* Work to complete *
Select, from the data, each line where "流程定义" occurs.
==== Given entries ====
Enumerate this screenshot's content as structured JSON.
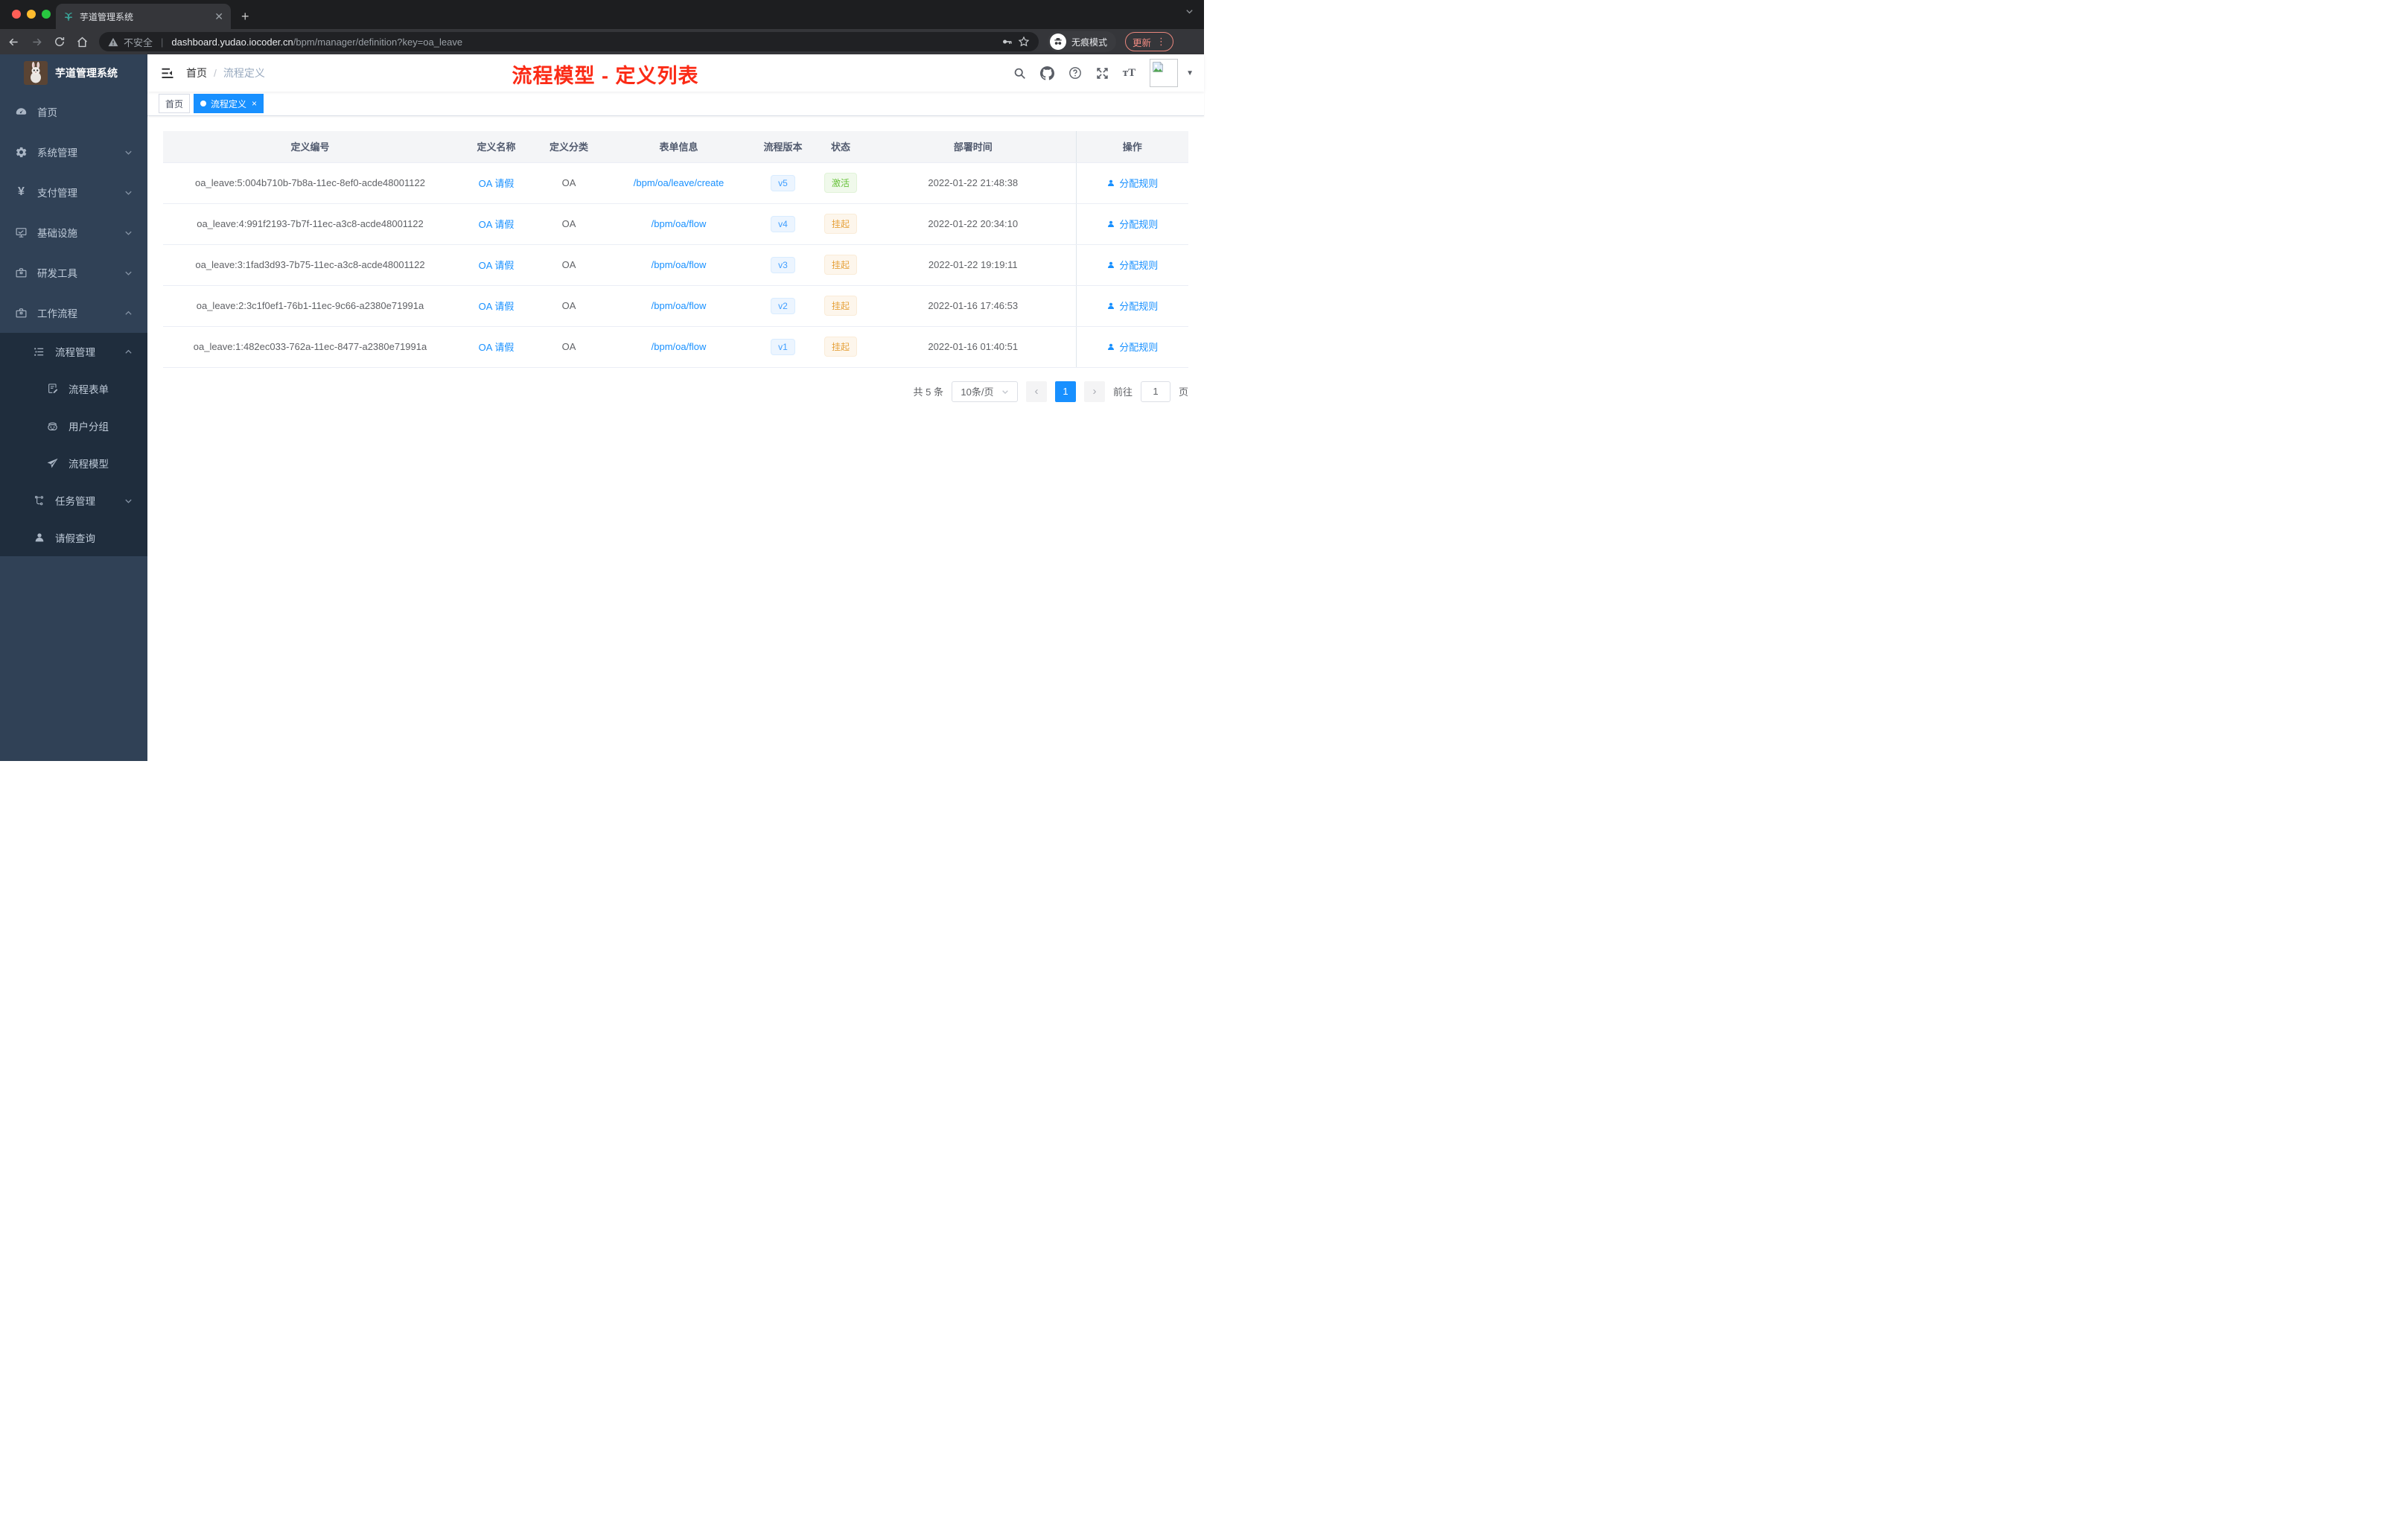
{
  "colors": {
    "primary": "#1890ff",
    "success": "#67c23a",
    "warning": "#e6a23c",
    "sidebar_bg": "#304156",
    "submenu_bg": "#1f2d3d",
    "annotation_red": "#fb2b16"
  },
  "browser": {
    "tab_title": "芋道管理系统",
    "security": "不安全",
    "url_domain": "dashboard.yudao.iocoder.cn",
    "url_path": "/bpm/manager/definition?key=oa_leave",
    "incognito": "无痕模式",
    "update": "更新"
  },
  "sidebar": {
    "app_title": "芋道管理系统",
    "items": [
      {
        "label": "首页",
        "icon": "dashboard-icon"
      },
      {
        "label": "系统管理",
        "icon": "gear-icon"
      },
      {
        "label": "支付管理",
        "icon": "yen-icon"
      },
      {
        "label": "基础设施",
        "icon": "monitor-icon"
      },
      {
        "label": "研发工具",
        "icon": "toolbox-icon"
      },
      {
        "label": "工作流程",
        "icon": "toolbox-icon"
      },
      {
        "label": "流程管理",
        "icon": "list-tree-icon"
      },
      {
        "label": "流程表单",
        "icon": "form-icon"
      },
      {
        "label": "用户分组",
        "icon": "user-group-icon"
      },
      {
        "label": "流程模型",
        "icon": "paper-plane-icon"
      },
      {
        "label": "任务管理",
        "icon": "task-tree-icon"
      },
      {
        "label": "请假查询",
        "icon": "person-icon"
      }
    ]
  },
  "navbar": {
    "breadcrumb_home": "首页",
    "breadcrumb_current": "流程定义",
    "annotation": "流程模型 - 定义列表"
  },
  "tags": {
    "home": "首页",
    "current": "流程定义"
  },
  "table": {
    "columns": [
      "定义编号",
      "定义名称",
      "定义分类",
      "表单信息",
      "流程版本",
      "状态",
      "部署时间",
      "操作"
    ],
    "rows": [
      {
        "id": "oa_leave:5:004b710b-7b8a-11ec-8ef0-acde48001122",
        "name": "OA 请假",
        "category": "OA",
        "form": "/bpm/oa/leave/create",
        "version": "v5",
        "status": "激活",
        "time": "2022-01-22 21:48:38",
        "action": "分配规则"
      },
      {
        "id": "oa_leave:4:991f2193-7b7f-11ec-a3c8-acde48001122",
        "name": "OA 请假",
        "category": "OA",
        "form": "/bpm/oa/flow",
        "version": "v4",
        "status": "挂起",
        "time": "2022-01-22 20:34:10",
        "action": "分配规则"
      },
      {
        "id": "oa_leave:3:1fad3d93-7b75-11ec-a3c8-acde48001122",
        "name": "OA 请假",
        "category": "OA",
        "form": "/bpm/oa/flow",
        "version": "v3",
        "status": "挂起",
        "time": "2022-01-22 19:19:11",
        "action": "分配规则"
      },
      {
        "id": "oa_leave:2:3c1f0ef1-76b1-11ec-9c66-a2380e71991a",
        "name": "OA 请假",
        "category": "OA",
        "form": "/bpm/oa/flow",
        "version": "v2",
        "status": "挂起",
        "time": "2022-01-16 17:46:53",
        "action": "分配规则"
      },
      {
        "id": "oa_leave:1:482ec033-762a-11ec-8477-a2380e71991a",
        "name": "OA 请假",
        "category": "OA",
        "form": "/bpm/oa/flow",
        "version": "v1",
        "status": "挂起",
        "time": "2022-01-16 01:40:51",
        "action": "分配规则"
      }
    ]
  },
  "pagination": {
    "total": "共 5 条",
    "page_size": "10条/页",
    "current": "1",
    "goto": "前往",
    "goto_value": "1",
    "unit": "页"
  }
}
====
* The reply *
    "breadcrumb_current": "流程定义",
    "current": "流程定义"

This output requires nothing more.